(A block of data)
----------
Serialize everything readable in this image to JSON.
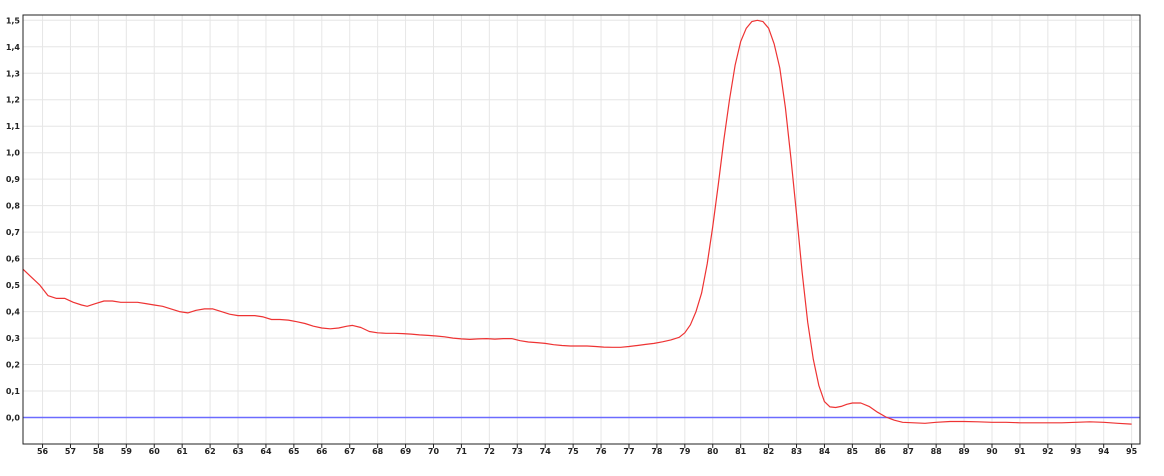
{
  "chart_data": {
    "type": "line",
    "title": "",
    "xlabel": "",
    "ylabel": "",
    "xlim": [
      55.3,
      95.3
    ],
    "ylim": [
      -0.1,
      1.52
    ],
    "grid": true,
    "x_ticks": [
      56,
      57,
      58,
      59,
      60,
      61,
      62,
      63,
      64,
      65,
      66,
      67,
      68,
      69,
      70,
      71,
      72,
      73,
      74,
      75,
      76,
      77,
      78,
      79,
      80,
      81,
      82,
      83,
      84,
      85,
      86,
      87,
      88,
      89,
      90,
      91,
      92,
      93,
      94,
      95
    ],
    "x_tick_labels": [
      "56",
      "57",
      "58",
      "59",
      "60",
      "61",
      "62",
      "63",
      "64",
      "65",
      "66",
      "67",
      "68",
      "69",
      "70",
      "71",
      "72",
      "73",
      "74",
      "75",
      "76",
      "77",
      "78",
      "79",
      "80",
      "81",
      "82",
      "83",
      "84",
      "85",
      "86",
      "87",
      "88",
      "89",
      "90",
      "91",
      "92",
      "93",
      "94",
      "95"
    ],
    "y_ticks": [
      0.0,
      0.1,
      0.2,
      0.3,
      0.4,
      0.5,
      0.6,
      0.7,
      0.8,
      0.9,
      1.0,
      1.1,
      1.2,
      1.3,
      1.4,
      1.5
    ],
    "y_tick_labels": [
      "0,0",
      "0,1",
      "0,2",
      "0,3",
      "0,4",
      "0,5",
      "0,6",
      "0,7",
      "0,8",
      "0,9",
      "1,0",
      "1,1",
      "1,2",
      "1,3",
      "1,4",
      "1,5"
    ],
    "baseline": {
      "y": 0.0,
      "color": "#6b6bff"
    },
    "series": [
      {
        "color": "#ee3333",
        "points": [
          [
            55.3,
            0.56
          ],
          [
            55.6,
            0.53
          ],
          [
            55.9,
            0.5
          ],
          [
            56.2,
            0.46
          ],
          [
            56.5,
            0.45
          ],
          [
            56.8,
            0.45
          ],
          [
            57.1,
            0.435
          ],
          [
            57.4,
            0.425
          ],
          [
            57.6,
            0.42
          ],
          [
            57.9,
            0.43
          ],
          [
            58.2,
            0.44
          ],
          [
            58.5,
            0.44
          ],
          [
            58.8,
            0.435
          ],
          [
            59.1,
            0.435
          ],
          [
            59.4,
            0.435
          ],
          [
            59.7,
            0.43
          ],
          [
            60.0,
            0.425
          ],
          [
            60.3,
            0.42
          ],
          [
            60.6,
            0.41
          ],
          [
            60.9,
            0.4
          ],
          [
            61.2,
            0.395
          ],
          [
            61.5,
            0.405
          ],
          [
            61.8,
            0.41
          ],
          [
            62.1,
            0.41
          ],
          [
            62.4,
            0.4
          ],
          [
            62.7,
            0.39
          ],
          [
            63.0,
            0.385
          ],
          [
            63.3,
            0.385
          ],
          [
            63.6,
            0.385
          ],
          [
            63.9,
            0.38
          ],
          [
            64.2,
            0.37
          ],
          [
            64.5,
            0.37
          ],
          [
            64.8,
            0.368
          ],
          [
            65.1,
            0.362
          ],
          [
            65.4,
            0.355
          ],
          [
            65.7,
            0.345
          ],
          [
            66.0,
            0.338
          ],
          [
            66.3,
            0.335
          ],
          [
            66.6,
            0.338
          ],
          [
            66.9,
            0.345
          ],
          [
            67.1,
            0.348
          ],
          [
            67.4,
            0.34
          ],
          [
            67.7,
            0.325
          ],
          [
            68.0,
            0.32
          ],
          [
            68.3,
            0.318
          ],
          [
            68.6,
            0.318
          ],
          [
            68.9,
            0.317
          ],
          [
            69.2,
            0.315
          ],
          [
            69.5,
            0.312
          ],
          [
            69.8,
            0.31
          ],
          [
            70.1,
            0.308
          ],
          [
            70.4,
            0.305
          ],
          [
            70.7,
            0.3
          ],
          [
            71.0,
            0.297
          ],
          [
            71.3,
            0.295
          ],
          [
            71.6,
            0.297
          ],
          [
            71.9,
            0.298
          ],
          [
            72.2,
            0.296
          ],
          [
            72.5,
            0.298
          ],
          [
            72.8,
            0.298
          ],
          [
            73.1,
            0.29
          ],
          [
            73.4,
            0.285
          ],
          [
            73.7,
            0.283
          ],
          [
            74.0,
            0.28
          ],
          [
            74.3,
            0.275
          ],
          [
            74.6,
            0.272
          ],
          [
            74.9,
            0.27
          ],
          [
            75.2,
            0.27
          ],
          [
            75.5,
            0.27
          ],
          [
            75.8,
            0.268
          ],
          [
            76.1,
            0.266
          ],
          [
            76.4,
            0.265
          ],
          [
            76.7,
            0.265
          ],
          [
            77.0,
            0.268
          ],
          [
            77.3,
            0.272
          ],
          [
            77.6,
            0.276
          ],
          [
            77.9,
            0.28
          ],
          [
            78.2,
            0.286
          ],
          [
            78.5,
            0.293
          ],
          [
            78.8,
            0.303
          ],
          [
            79.0,
            0.32
          ],
          [
            79.2,
            0.35
          ],
          [
            79.4,
            0.4
          ],
          [
            79.6,
            0.47
          ],
          [
            79.8,
            0.58
          ],
          [
            80.0,
            0.72
          ],
          [
            80.2,
            0.88
          ],
          [
            80.4,
            1.05
          ],
          [
            80.6,
            1.2
          ],
          [
            80.8,
            1.33
          ],
          [
            81.0,
            1.42
          ],
          [
            81.2,
            1.47
          ],
          [
            81.4,
            1.495
          ],
          [
            81.6,
            1.5
          ],
          [
            81.8,
            1.495
          ],
          [
            82.0,
            1.47
          ],
          [
            82.2,
            1.41
          ],
          [
            82.4,
            1.32
          ],
          [
            82.6,
            1.17
          ],
          [
            82.8,
            0.98
          ],
          [
            83.0,
            0.77
          ],
          [
            83.2,
            0.55
          ],
          [
            83.4,
            0.36
          ],
          [
            83.6,
            0.22
          ],
          [
            83.8,
            0.12
          ],
          [
            84.0,
            0.06
          ],
          [
            84.2,
            0.04
          ],
          [
            84.4,
            0.038
          ],
          [
            84.6,
            0.042
          ],
          [
            84.8,
            0.05
          ],
          [
            85.0,
            0.055
          ],
          [
            85.3,
            0.055
          ],
          [
            85.6,
            0.042
          ],
          [
            85.9,
            0.02
          ],
          [
            86.2,
            0.002
          ],
          [
            86.5,
            -0.01
          ],
          [
            86.8,
            -0.018
          ],
          [
            87.2,
            -0.02
          ],
          [
            87.6,
            -0.022
          ],
          [
            88.0,
            -0.018
          ],
          [
            88.5,
            -0.015
          ],
          [
            89.0,
            -0.015
          ],
          [
            89.5,
            -0.016
          ],
          [
            90.0,
            -0.018
          ],
          [
            90.5,
            -0.018
          ],
          [
            91.0,
            -0.02
          ],
          [
            91.5,
            -0.02
          ],
          [
            92.0,
            -0.02
          ],
          [
            92.5,
            -0.02
          ],
          [
            93.0,
            -0.018
          ],
          [
            93.5,
            -0.016
          ],
          [
            94.0,
            -0.018
          ],
          [
            94.5,
            -0.022
          ],
          [
            95.0,
            -0.025
          ]
        ]
      }
    ]
  }
}
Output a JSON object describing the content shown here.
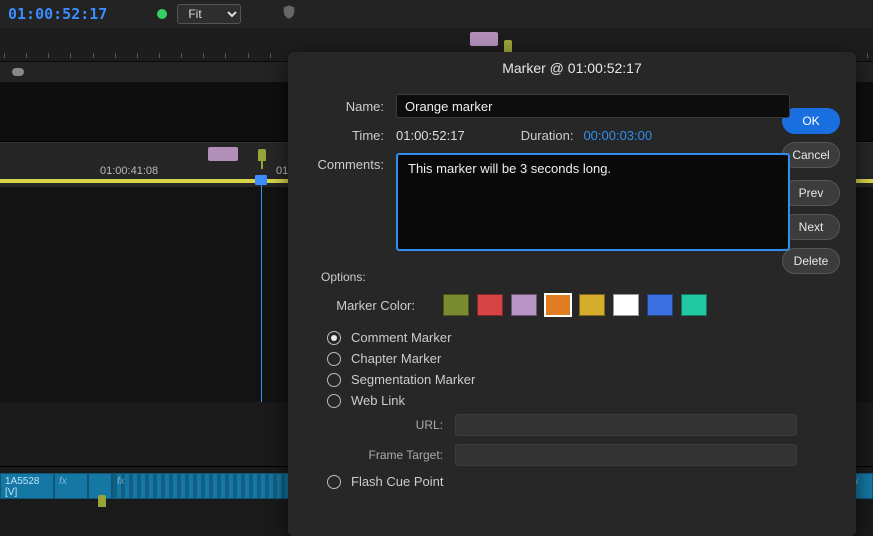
{
  "topbar": {
    "timecode": "01:00:52:17",
    "zoom_selected": "Fit"
  },
  "timeline": {
    "ruler_label_1": "01:00:41:08",
    "ruler_label_2": "01:"
  },
  "track": {
    "clip1_label": "1A5528 [V]",
    "fx": "fx"
  },
  "dialog": {
    "title": "Marker @ 01:00:52:17",
    "name_label": "Name:",
    "name_value": "Orange marker",
    "time_label": "Time:",
    "time_value": "01:00:52:17",
    "duration_label": "Duration:",
    "duration_value": "00:00:03:00",
    "comments_label": "Comments:",
    "comments_value": "This marker will be 3 seconds long.",
    "buttons": {
      "ok": "OK",
      "cancel": "Cancel",
      "prev": "Prev",
      "next": "Next",
      "delete": "Delete"
    },
    "options": {
      "header": "Options:",
      "color_label": "Marker Color:",
      "colors": [
        "#7a8a2e",
        "#d84444",
        "#b993c5",
        "#e07c22",
        "#d4ae2b",
        "#ffffff",
        "#3b6fe0",
        "#22c7a3"
      ],
      "selected_color_index": 3,
      "types": [
        "Comment Marker",
        "Chapter Marker",
        "Segmentation Marker",
        "Web Link"
      ],
      "selected_type_index": 0,
      "url_label": "URL:",
      "frame_target_label": "Frame Target:",
      "flash_label": "Flash Cue Point"
    }
  }
}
----------
Set exercise — Exactly as written, give again every line from the one containing "Output a JSON" through the last line of the material, both included, with the pictures left out.

Correct answer —
Output a JSON object describing the content shown here.
{
  "topbar": {
    "timecode": "01:00:52:17",
    "zoom_selected": "Fit"
  },
  "timeline": {
    "ruler_label_1": "01:00:41:08",
    "ruler_label_2": "01:"
  },
  "track": {
    "clip1_label": "1A5528 [V]",
    "fx": "fx"
  },
  "dialog": {
    "title": "Marker @ 01:00:52:17",
    "name_label": "Name:",
    "name_value": "Orange marker",
    "time_label": "Time:",
    "time_value": "01:00:52:17",
    "duration_label": "Duration:",
    "duration_value": "00:00:03:00",
    "comments_label": "Comments:",
    "comments_value": "This marker will be 3 seconds long.",
    "buttons": {
      "ok": "OK",
      "cancel": "Cancel",
      "prev": "Prev",
      "next": "Next",
      "delete": "Delete"
    },
    "options": {
      "header": "Options:",
      "color_label": "Marker Color:",
      "colors": [
        "#7a8a2e",
        "#d84444",
        "#b993c5",
        "#e07c22",
        "#d4ae2b",
        "#ffffff",
        "#3b6fe0",
        "#22c7a3"
      ],
      "selected_color_index": 3,
      "types": [
        "Comment Marker",
        "Chapter Marker",
        "Segmentation Marker",
        "Web Link"
      ],
      "selected_type_index": 0,
      "url_label": "URL:",
      "frame_target_label": "Frame Target:",
      "flash_label": "Flash Cue Point"
    }
  }
}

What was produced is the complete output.